(Dataset entries)
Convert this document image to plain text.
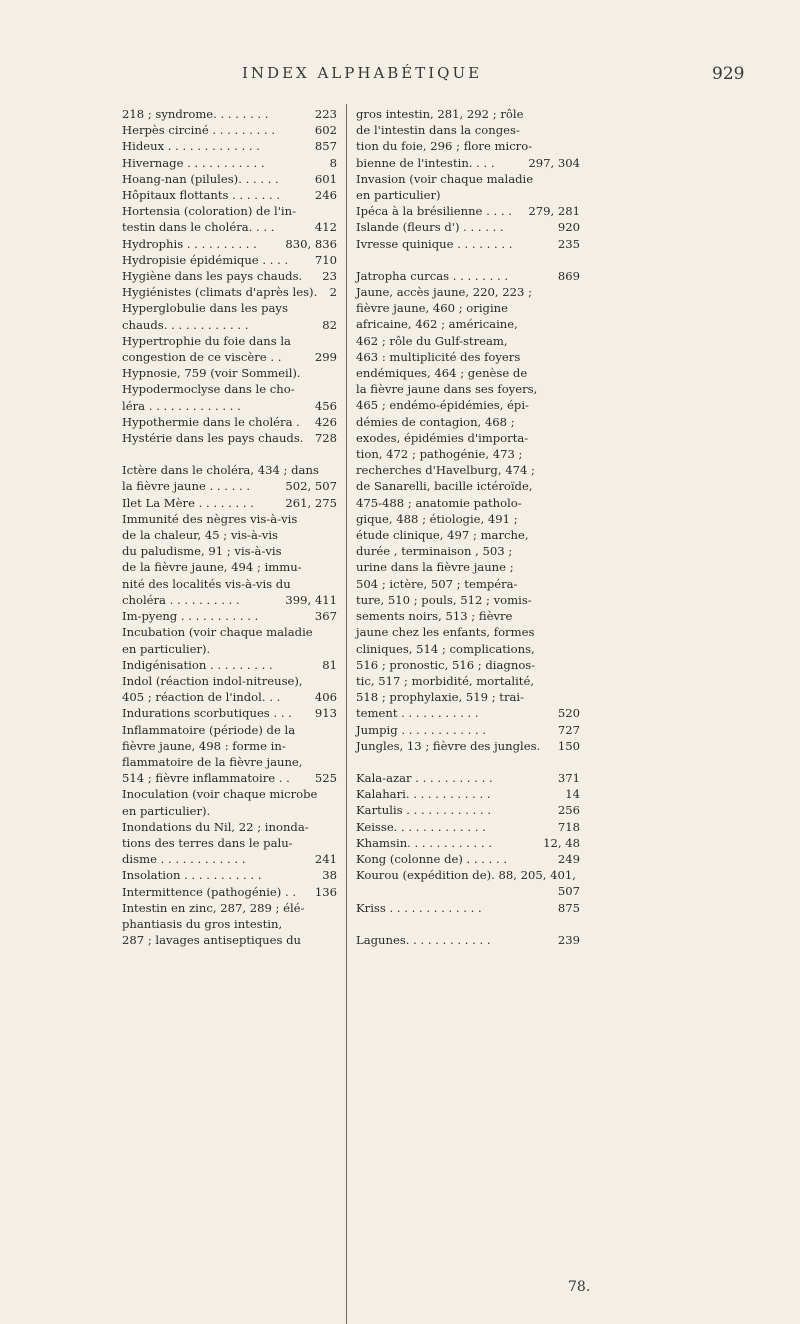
INDEX ALPHABÉTIQUE	929
223
218 ; syndrome. . . . . . . .
602
Herpès circiné . . . . . . . . .
857
Hideux . . . . . . . . . . . . .
8
Hivernage . . . . . . . . . . .
601
Hoang-nan (pilules). . . . . .
246
Hôpitaux flottants . . . . . . .
Hortensia (coloration) de l'in-
412
testin dans le choléra. . . .
830, 836
Hydrophis . . . . . . . . . .
710
Hydropisie épidémique . . . .
23
Hygiène dans les pays chauds.
2
Hygiénistes (climats d'après les).
Hyperglobulie dans les pays
82
chauds. . . . . . . . . . . .
Hypertrophie du foie dans la
299
congestion de ce viscère . .
Hypnosie, 759 (voir Sommeil).
Hypodermoclyse dans le cho-
456
léra . . . . . . . . . . . . .
426
Hypothermie dans le choléra .
728
Hystérie dans les pays chauds.
Ictère dans le choléra, 434 ; dans
502, 507
la fièvre jaune . . . . . .
261, 275
Ilet La Mère . . . . . . . .
Immunité des nègres vis-à-vis
de la chaleur, 45 ; vis-à-vis
du paludisme, 91 ; vis-à-vis
de la fièvre jaune, 494 ; immu-
nité des localités vis-à-vis du
399, 411
choléra . . . . . . . . . .
367
Im-pyeng . . . . . . . . . . .
Incubation (voir chaque maladie
en particulier).
81
Indigénisation . . . . . . . . .
Indol (réaction indol-nitreuse),
406
405 ; réaction de l'indol. . .
913
Indurations scorbutiques . . .
Inflammatoire (période) de la
fièvre jaune, 498 : forme in-
flammatoire de la fièvre jaune,
525
514 ; fièvre inflammatoire . .
Inoculation (voir chaque microbe
en particulier).
Inondations du Nil, 22 ; inonda-
tions des terres dans le palu-
241
disme . . . . . . . . . . . .
38
Insolation . . . . . . . . . . .
136
Intermittence (pathogénie) . .
Intestin en zinc, 287, 289 ; élé-
phantiasis du gros intestin,
287 ; lavages antiseptiques du
gros intestin, 281, 292 ; rôle
de l'intestin dans la conges-
tion du foie, 296 ; flore micro-
297, 304
bienne de l'intestin. . . .
Invasion (voir chaque maladie
en particulier)
279, 281
Ipéca à la brésilienne . . . .
920
Islande (fleurs d') . . . . . .
235
Ivresse quinique . . . . . . . .
869
Jatropha curcas . . . . . . . .
Jaune, accès jaune, 220, 223 ;
fièvre jaune, 460 ; origine
africaine, 462 ; américaine,
462 ; rôle du Gulf-stream,
463 : multiplicité des foyers
endémiques, 464 ; genèse de
la fièvre jaune dans ses foyers,
465 ; endémo-épidémies, épi-
démies de contagion, 468 ;
exodes, épidémies d'importa-
tion, 472 ; pathogénie, 473 ;
recherches d'Havelburg, 474 ;
de Sanarelli, bacille ictéroïde,
475-488 ; anatomie patholo-
gique, 488 ; étiologie, 491 ;
étude clinique, 497 ; marche,
durée , terminaison , 503 ;
urine dans la fièvre jaune ;
504 ; ictère, 507 ; tempéra-
ture, 510 ; pouls, 512 ; vomis-
sements noirs, 513 ; fièvre
jaune chez les enfants, formes
cliniques, 514 ; complications,
516 ; pronostic, 516 ; diagnos-
tic, 517 ; morbidité, mortalité,
518 ; prophylaxie, 519 ; trai-
520
tement . . . . . . . . . . .
727
Jumpig . . . . . . . . . . . .
150
Jungles, 13 ; fièvre des jungles.
371
Kala-azar . . . . . . . . . . .
14
Kalahari. . . . . . . . . . . .
256
Kartulis . . . . . . . . . . . .
718
Keisse. . . . . . . . . . . . .
12, 48
Khamsin. . . . . . . . . . . .
249
Kong (colonne de) . . . . . .
Kourou (expédition de). 88, 205, 401,
507
875
Kriss . . . . . . . . . . . . .
239
Lagunes. . . . . . . . . . . .
78.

DESCRIPTION OF THE TASK:
Only lines with the string "fièvre" belong in your answer; copy each one.

WRITTEN RESPONSE:
la fièvre jaune . . . . . .
de la fièvre jaune, 494 ; immu-
fièvre jaune, 498 : forme in-
flammatoire de la fièvre jaune,
514 ; fièvre inflammatoire . .
fièvre jaune, 460 ; origine
la fièvre jaune dans ses foyers,
urine dans la fièvre jaune ;
sements noirs, 513 ; fièvre
Jungles, 13 ; fièvre des jungles.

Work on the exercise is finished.